_WHAT YOU ARE ASKED TO DO_
In full and without deviation, write out the entries that follow.

_DATA FOR THIS EXERCISE_
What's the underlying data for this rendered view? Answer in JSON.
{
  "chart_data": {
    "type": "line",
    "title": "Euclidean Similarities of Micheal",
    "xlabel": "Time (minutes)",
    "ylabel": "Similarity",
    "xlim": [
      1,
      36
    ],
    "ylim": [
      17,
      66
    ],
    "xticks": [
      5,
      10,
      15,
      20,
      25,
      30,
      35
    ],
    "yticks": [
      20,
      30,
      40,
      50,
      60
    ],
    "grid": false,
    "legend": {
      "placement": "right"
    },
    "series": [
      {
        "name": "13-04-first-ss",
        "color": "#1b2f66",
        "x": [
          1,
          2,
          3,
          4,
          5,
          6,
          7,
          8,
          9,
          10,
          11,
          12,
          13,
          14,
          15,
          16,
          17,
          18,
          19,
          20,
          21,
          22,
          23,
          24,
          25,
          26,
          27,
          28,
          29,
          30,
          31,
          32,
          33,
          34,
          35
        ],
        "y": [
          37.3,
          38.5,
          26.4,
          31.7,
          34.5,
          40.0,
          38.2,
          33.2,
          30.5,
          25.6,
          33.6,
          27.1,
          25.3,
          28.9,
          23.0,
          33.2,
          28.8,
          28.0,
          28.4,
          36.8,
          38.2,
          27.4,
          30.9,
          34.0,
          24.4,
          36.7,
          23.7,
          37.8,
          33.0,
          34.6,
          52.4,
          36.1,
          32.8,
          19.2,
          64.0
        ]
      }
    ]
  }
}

_TASK RESPONSE_
What's the underlying data for this rendered view? Answer in JSON.
{
  "chart_data": {
    "type": "line",
    "title": "Euclidean Similarities of Micheal",
    "xlabel": "Time (minutes)",
    "ylabel": "Similarity",
    "xlim": [
      1,
      36
    ],
    "ylim": [
      17,
      66
    ],
    "xticks": [
      5,
      10,
      15,
      20,
      25,
      30,
      35
    ],
    "yticks": [
      20,
      30,
      40,
      50,
      60
    ],
    "grid": false,
    "legend": {
      "placement": "right"
    },
    "series": [
      {
        "name": "13-04-first-ss",
        "color": "#1b2f66",
        "x": [
          1,
          2,
          3,
          4,
          5,
          6,
          7,
          8,
          9,
          10,
          11,
          12,
          13,
          14,
          15,
          16,
          17,
          18,
          19,
          20,
          21,
          22,
          23,
          24,
          25,
          26,
          27,
          28,
          29,
          30,
          31,
          32,
          33,
          34,
          35
        ],
        "y": [
          37.3,
          38.5,
          26.4,
          31.7,
          34.5,
          40.0,
          38.2,
          33.2,
          30.5,
          25.6,
          33.6,
          27.1,
          25.3,
          28.9,
          23.0,
          33.2,
          28.8,
          28.0,
          28.4,
          36.8,
          38.2,
          27.4,
          30.9,
          34.0,
          24.4,
          36.7,
          23.7,
          37.8,
          33.0,
          34.6,
          52.4,
          36.1,
          32.8,
          19.2,
          64.0
        ]
      }
    ]
  }
}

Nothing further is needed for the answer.